===== DATA IN THIS EXERCISE

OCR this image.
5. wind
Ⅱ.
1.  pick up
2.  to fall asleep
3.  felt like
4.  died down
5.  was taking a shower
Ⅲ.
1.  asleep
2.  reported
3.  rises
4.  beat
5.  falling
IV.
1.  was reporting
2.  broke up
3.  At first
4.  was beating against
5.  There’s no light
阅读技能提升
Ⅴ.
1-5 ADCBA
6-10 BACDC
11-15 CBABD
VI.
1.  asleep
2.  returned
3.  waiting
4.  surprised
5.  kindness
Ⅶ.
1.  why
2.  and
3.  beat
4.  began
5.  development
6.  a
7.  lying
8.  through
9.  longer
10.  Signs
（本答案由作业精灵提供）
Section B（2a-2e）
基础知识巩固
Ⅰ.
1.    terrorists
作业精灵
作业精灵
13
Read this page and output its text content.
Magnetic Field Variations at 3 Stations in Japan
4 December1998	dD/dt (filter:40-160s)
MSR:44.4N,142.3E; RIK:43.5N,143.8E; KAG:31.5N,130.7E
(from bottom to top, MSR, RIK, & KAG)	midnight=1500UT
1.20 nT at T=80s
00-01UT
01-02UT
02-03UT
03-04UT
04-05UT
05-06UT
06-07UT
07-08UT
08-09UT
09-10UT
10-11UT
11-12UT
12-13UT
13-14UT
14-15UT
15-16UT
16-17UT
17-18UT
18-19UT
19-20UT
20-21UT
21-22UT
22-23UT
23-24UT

==========

§ **EXERCISE REQUIREMENTS**
Copy all the records above precisely.

§ **EXERCISE RESPONSE**
OCR this image.
5. wind
Ⅱ.
1.  pick up
2.  to fall asleep
3.  felt like
4.  died down
5.  was taking a shower
Ⅲ.
1.  asleep
2.  reported
3.  rises
4.  beat
5.  falling
IV.
1.  was reporting
2.  broke up
3.  At first
4.  was beating against
5.  There’s no light
阅读技能提升
Ⅴ.
1-5 ADCBA
6-10 BACDC
11-15 CBABD
VI.
1.  asleep
2.  returned
3.  waiting
4.  surprised
5.  kindness
Ⅶ.
1.  why
2.  and
3.  beat
4.  began
5.  development
6.  a
7.  lying
8.  through
9.  longer
10.  Signs
（本答案由作业精灵提供）
Section B（2a-2e）
基础知识巩固
Ⅰ.
1.    terrorists
作业精灵
作业精灵
13
Read this page and output its text content.
Magnetic Field Variations at 3 Stations in Japan
4 December1998	dD/dt (filter:40-160s)
MSR:44.4N,142.3E; RIK:43.5N,143.8E; KAG:31.5N,130.7E
(from bottom to top, MSR, RIK, & KAG)	midnight=1500UT
1.20 nT at T=80s
00-01UT
01-02UT
02-03UT
03-04UT
04-05UT
05-06UT
06-07UT
07-08UT
08-09UT
09-10UT
10-11UT
11-12UT
12-13UT
13-14UT
14-15UT
15-16UT
16-17UT
17-18UT
18-19UT
19-20UT
20-21UT
21-22UT
22-23UT
23-24UT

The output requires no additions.